WORK REQUIRED – Please count the lines in the listing below that contain the string "axis" with matching case, and reply with only the number.

DATASET CONTENT –
-- START --
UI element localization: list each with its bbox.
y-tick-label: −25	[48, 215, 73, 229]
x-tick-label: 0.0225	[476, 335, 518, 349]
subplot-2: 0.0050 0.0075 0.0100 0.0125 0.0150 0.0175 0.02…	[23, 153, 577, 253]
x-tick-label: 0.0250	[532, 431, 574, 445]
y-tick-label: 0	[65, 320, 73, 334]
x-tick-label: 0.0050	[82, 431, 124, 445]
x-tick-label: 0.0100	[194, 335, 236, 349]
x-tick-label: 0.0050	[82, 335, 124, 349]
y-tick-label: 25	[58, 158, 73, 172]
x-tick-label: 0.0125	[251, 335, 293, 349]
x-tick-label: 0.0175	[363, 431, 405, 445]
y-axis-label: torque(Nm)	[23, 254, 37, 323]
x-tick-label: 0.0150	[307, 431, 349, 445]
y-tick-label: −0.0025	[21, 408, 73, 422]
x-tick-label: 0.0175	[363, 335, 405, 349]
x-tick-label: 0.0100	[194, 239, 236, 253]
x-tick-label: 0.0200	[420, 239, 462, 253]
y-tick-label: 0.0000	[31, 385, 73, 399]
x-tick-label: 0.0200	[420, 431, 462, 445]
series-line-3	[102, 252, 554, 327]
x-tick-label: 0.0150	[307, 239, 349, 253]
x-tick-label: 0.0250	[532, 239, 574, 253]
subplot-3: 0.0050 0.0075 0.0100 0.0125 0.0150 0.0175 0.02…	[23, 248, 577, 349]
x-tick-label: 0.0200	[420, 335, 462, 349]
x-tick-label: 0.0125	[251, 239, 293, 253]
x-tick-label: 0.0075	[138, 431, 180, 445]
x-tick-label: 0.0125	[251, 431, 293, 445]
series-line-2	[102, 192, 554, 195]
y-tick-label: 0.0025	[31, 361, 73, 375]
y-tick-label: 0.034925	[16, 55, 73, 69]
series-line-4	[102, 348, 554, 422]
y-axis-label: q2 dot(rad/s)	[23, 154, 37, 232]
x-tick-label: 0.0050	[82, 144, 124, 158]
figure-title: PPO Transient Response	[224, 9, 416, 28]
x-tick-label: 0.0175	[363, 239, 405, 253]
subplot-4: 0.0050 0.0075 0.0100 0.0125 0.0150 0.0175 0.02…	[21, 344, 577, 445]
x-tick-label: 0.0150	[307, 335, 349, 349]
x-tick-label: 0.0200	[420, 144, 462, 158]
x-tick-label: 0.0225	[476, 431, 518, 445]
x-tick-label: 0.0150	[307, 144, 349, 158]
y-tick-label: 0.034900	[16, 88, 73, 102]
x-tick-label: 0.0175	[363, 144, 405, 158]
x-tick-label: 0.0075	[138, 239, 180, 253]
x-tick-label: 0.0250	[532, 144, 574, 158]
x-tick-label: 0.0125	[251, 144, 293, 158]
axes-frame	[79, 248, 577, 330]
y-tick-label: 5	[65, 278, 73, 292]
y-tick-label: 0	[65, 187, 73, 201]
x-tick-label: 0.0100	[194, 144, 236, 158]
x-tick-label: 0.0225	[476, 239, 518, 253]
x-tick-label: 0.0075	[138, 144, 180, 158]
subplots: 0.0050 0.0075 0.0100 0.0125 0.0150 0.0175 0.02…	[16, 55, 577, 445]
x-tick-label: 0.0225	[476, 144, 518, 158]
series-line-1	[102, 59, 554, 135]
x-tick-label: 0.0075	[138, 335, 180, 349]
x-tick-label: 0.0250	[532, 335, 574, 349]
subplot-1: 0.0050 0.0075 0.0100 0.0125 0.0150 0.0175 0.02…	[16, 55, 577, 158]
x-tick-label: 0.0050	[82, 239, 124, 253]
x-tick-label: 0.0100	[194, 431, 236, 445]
-- END --
-- START --
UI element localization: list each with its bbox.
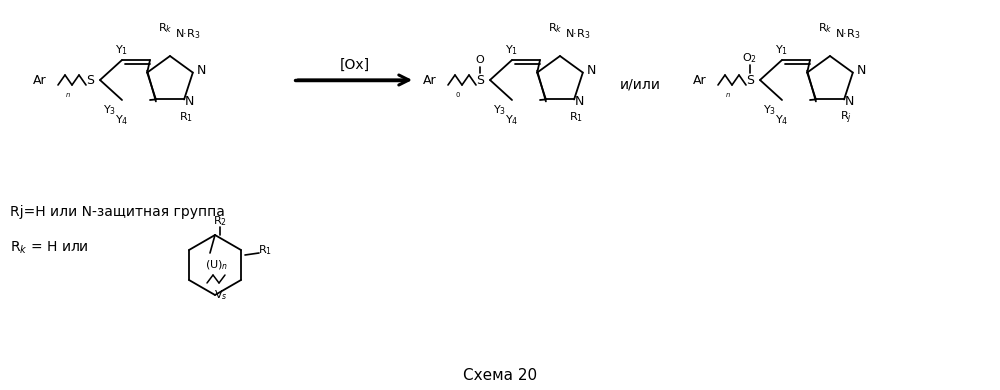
-- END --
EXERCISE ANSWER – 2